> TASK GOAL: Copy out every line of the data exactly.

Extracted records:
☆ ☆ ☆ ☆
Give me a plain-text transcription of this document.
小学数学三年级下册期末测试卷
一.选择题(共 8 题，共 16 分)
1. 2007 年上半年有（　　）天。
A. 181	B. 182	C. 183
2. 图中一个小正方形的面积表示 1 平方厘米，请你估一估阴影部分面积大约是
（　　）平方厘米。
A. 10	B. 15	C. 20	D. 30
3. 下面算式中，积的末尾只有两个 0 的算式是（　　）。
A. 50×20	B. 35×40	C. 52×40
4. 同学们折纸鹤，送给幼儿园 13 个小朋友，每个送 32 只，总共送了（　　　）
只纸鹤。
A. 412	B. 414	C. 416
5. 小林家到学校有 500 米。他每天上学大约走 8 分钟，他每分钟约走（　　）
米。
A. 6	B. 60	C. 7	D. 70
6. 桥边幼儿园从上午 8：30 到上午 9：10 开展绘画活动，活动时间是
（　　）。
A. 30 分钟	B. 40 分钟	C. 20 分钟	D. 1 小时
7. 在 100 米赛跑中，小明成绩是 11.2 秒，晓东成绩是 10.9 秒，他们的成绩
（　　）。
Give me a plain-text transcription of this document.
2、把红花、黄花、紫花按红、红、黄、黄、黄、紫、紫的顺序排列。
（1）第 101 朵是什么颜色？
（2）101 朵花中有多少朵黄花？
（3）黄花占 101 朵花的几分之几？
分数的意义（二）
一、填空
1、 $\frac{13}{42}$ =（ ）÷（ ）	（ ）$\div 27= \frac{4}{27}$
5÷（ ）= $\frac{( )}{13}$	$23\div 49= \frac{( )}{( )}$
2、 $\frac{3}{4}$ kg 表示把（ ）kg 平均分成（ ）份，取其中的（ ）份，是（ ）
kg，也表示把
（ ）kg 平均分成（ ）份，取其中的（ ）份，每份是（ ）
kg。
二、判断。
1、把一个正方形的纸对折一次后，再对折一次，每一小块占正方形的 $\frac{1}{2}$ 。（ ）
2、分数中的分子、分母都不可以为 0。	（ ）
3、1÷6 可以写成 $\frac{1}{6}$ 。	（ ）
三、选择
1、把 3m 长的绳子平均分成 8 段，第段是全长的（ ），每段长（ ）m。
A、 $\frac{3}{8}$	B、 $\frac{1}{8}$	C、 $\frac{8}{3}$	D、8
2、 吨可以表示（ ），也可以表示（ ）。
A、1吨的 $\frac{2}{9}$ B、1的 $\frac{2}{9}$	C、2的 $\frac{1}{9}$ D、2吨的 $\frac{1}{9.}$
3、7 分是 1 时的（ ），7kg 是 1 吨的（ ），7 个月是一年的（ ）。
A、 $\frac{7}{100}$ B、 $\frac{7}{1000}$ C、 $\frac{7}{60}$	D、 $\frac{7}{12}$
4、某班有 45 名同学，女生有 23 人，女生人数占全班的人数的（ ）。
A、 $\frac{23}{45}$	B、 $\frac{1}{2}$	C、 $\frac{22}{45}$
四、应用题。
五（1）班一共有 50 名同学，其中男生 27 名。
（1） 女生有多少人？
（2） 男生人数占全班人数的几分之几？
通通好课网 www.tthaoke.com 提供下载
☆ ☆ ☆ ☆
> OUTPUT OF THE EXERCISE:
Give me a plain-text transcription of this document.
小学数学三年级下册期末测试卷
一.选择题(共 8 题，共 16 分)
1. 2007 年上半年有（　　）天。
A. 181	B. 182	C. 183
2. 图中一个小正方形的面积表示 1 平方厘米，请你估一估阴影部分面积大约是
（　　）平方厘米。
A. 10	B. 15	C. 20	D. 30
3. 下面算式中，积的末尾只有两个 0 的算式是（　　）。
A. 50×20	B. 35×40	C. 52×40
4. 同学们折纸鹤，送给幼儿园 13 个小朋友，每个送 32 只，总共送了（　　　）
只纸鹤。
A. 412	B. 414	C. 416
5. 小林家到学校有 500 米。他每天上学大约走 8 分钟，他每分钟约走（　　）
米。
A. 6	B. 60	C. 7	D. 70
6. 桥边幼儿园从上午 8：30 到上午 9：10 开展绘画活动，活动时间是
（　　）。
A. 30 分钟	B. 40 分钟	C. 20 分钟	D. 1 小时
7. 在 100 米赛跑中，小明成绩是 11.2 秒，晓东成绩是 10.9 秒，他们的成绩
（　　）。
Give me a plain-text transcription of this document.
2、把红花、黄花、紫花按红、红、黄、黄、黄、紫、紫的顺序排列。
（1）第 101 朵是什么颜色？
（2）101 朵花中有多少朵黄花？
（3）黄花占 101 朵花的几分之几？
分数的意义（二）
一、填空
1、 $\frac{13}{42}$ =（ ）÷（ ）	（ ）$\div 27= \frac{4}{27}$
5÷（ ）= $\frac{( )}{13}$	$23\div 49= \frac{( )}{( )}$
2、 $\frac{3}{4}$ kg 表示把（ ）kg 平均分成（ ）份，取其中的（ ）份，是（ ）
kg，也表示把
（ ）kg 平均分成（ ）份，取其中的（ ）份，每份是（ ）
kg。
二、判断。
1、把一个正方形的纸对折一次后，再对折一次，每一小块占正方形的 $\frac{1}{2}$ 。（ ）
2、分数中的分子、分母都不可以为 0。	（ ）
3、1÷6 可以写成 $\frac{1}{6}$ 。	（ ）
三、选择
1、把 3m 长的绳子平均分成 8 段，第段是全长的（ ），每段长（ ）m。
A、 $\frac{3}{8}$	B、 $\frac{1}{8}$	C、 $\frac{8}{3}$	D、8
2、 吨可以表示（ ），也可以表示（ ）。
A、1吨的 $\frac{2}{9}$ B、1的 $\frac{2}{9}$	C、2的 $\frac{1}{9}$ D、2吨的 $\frac{1}{9.}$
3、7 分是 1 时的（ ），7kg 是 1 吨的（ ），7 个月是一年的（ ）。
A、 $\frac{7}{100}$ B、 $\frac{7}{1000}$ C、 $\frac{7}{60}$	D、 $\frac{7}{12}$
4、某班有 45 名同学，女生有 23 人，女生人数占全班的人数的（ ）。
A、 $\frac{23}{45}$	B、 $\frac{1}{2}$	C、 $\frac{22}{45}$
四、应用题。
五（1）班一共有 50 名同学，其中男生 27 名。
（1） 女生有多少人？
（2） 男生人数占全班人数的几分之几？
通通好课网 www.tthaoke.com 提供下载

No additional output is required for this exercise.